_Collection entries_
··········
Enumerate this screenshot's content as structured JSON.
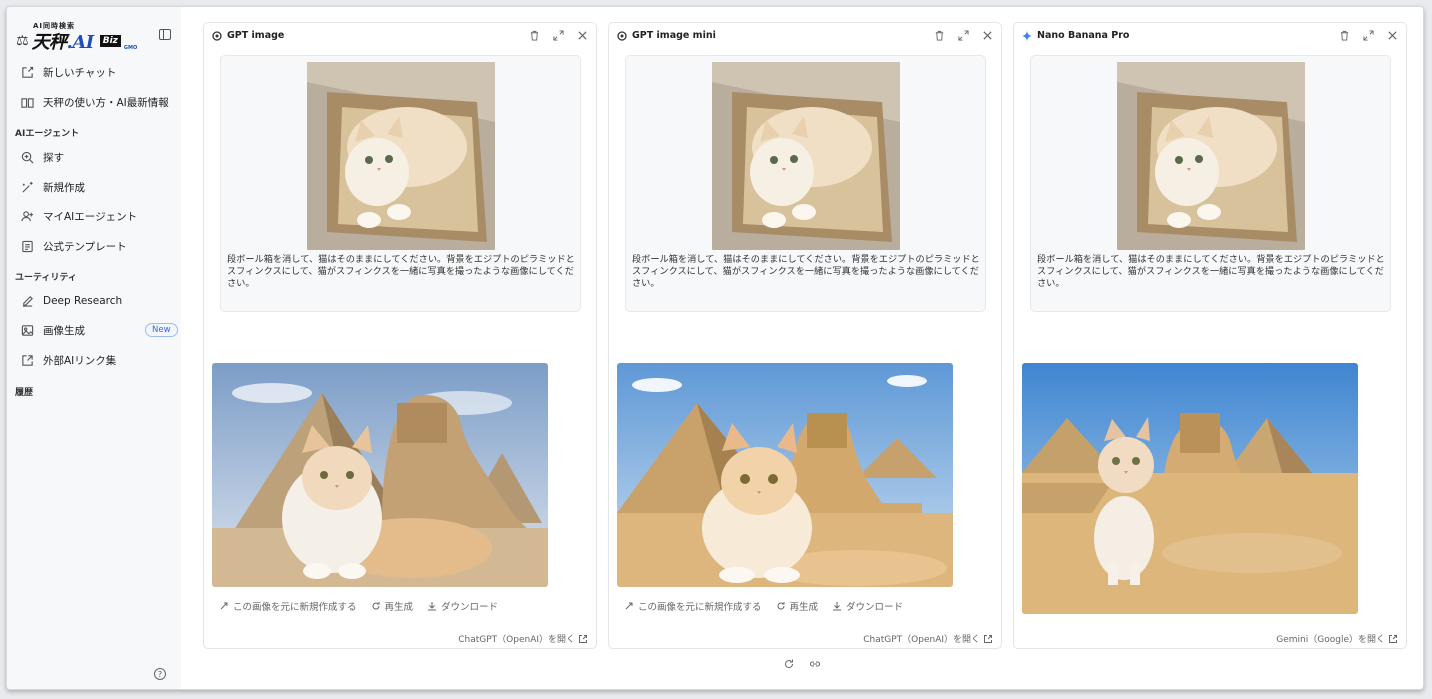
{
  "sidebar": {
    "brand_sub": "AI同時検索",
    "brand_main": "天秤",
    "brand_ai": ".AI",
    "brand_biz": "Biz",
    "brand_gmo": "GMO",
    "items": [
      {
        "label": "新しいチャット",
        "icon": "edit-icon"
      },
      {
        "label": "天秤の使い方・AI最新情報",
        "icon": "book-icon"
      }
    ],
    "section_agents": "AIエージェント",
    "agent_items": [
      {
        "label": "探す",
        "icon": "search-icon"
      },
      {
        "label": "新規作成",
        "icon": "magic-wand-icon"
      },
      {
        "label": "マイAIエージェント",
        "icon": "user-plus-icon"
      },
      {
        "label": "公式テンプレート",
        "icon": "template-icon"
      }
    ],
    "section_utility": "ユーティリティ",
    "utility_items": [
      {
        "label": "Deep Research",
        "icon": "pen-icon"
      },
      {
        "label": "画像生成",
        "icon": "image-icon",
        "badge": "New"
      },
      {
        "label": "外部AIリンク集",
        "icon": "external-link-icon"
      }
    ],
    "section_history": "履歴",
    "help": "?"
  },
  "prompt": "段ボール箱を消して、猫はそのままにしてください。背景をエジプトのピラミッドとスフィンクスにして、猫がスフィンクスを一緒に写真を撮ったような画像にしてください。",
  "panels": [
    {
      "model": "GPT image",
      "model_icon": "openai-icon",
      "actions": {
        "new_from_image": "この画像を元に新規作成する",
        "regenerate": "再生成",
        "download": "ダウンロード"
      },
      "open_link": "ChatGPT（OpenAI）を開く"
    },
    {
      "model": "GPT image mini",
      "model_icon": "openai-icon",
      "actions": {
        "new_from_image": "この画像を元に新規作成する",
        "regenerate": "再生成",
        "download": "ダウンロード"
      },
      "open_link": "ChatGPT（OpenAI）を開く"
    },
    {
      "model": "Nano Banana Pro",
      "model_icon": "gemini-sparkle-icon",
      "open_link": "Gemini（Google）を開く"
    }
  ],
  "colors": {
    "accent": "#2f6fde",
    "sidebar_bg": "#f7f8fa",
    "card_bg": "#f7f8fa"
  }
}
··········
_Written problem_
Leaving aside the images, write out the entries above word for word.

_Solution for this problem_
Enumerate this screenshot's content as structured JSON.
{
  "sidebar": {
    "brand_sub": "AI同時検索",
    "brand_main": "天秤",
    "brand_ai": ".AI",
    "brand_biz": "Biz",
    "brand_gmo": "GMO",
    "items": [
      {
        "label": "新しいチャット",
        "icon": "edit-icon"
      },
      {
        "label": "天秤の使い方・AI最新情報",
        "icon": "book-icon"
      }
    ],
    "section_agents": "AIエージェント",
    "agent_items": [
      {
        "label": "探す",
        "icon": "search-icon"
      },
      {
        "label": "新規作成",
        "icon": "magic-wand-icon"
      },
      {
        "label": "マイAIエージェント",
        "icon": "user-plus-icon"
      },
      {
        "label": "公式テンプレート",
        "icon": "template-icon"
      }
    ],
    "section_utility": "ユーティリティ",
    "utility_items": [
      {
        "label": "Deep Research",
        "icon": "pen-icon"
      },
      {
        "label": "画像生成",
        "icon": "image-icon",
        "badge": "New"
      },
      {
        "label": "外部AIリンク集",
        "icon": "external-link-icon"
      }
    ],
    "section_history": "履歴",
    "help": "?"
  },
  "prompt": "段ボール箱を消して、猫はそのままにしてください。背景をエジプトのピラミッドとスフィンクスにして、猫がスフィンクスを一緒に写真を撮ったような画像にしてください。",
  "panels": [
    {
      "model": "GPT image",
      "model_icon": "openai-icon",
      "actions": {
        "new_from_image": "この画像を元に新規作成する",
        "regenerate": "再生成",
        "download": "ダウンロード"
      },
      "open_link": "ChatGPT（OpenAI）を開く"
    },
    {
      "model": "GPT image mini",
      "model_icon": "openai-icon",
      "actions": {
        "new_from_image": "この画像を元に新規作成する",
        "regenerate": "再生成",
        "download": "ダウンロード"
      },
      "open_link": "ChatGPT（OpenAI）を開く"
    },
    {
      "model": "Nano Banana Pro",
      "model_icon": "gemini-sparkle-icon",
      "open_link": "Gemini（Google）を開く"
    }
  ],
  "colors": {
    "accent": "#2f6fde",
    "sidebar_bg": "#f7f8fa",
    "card_bg": "#f7f8fa"
  }
}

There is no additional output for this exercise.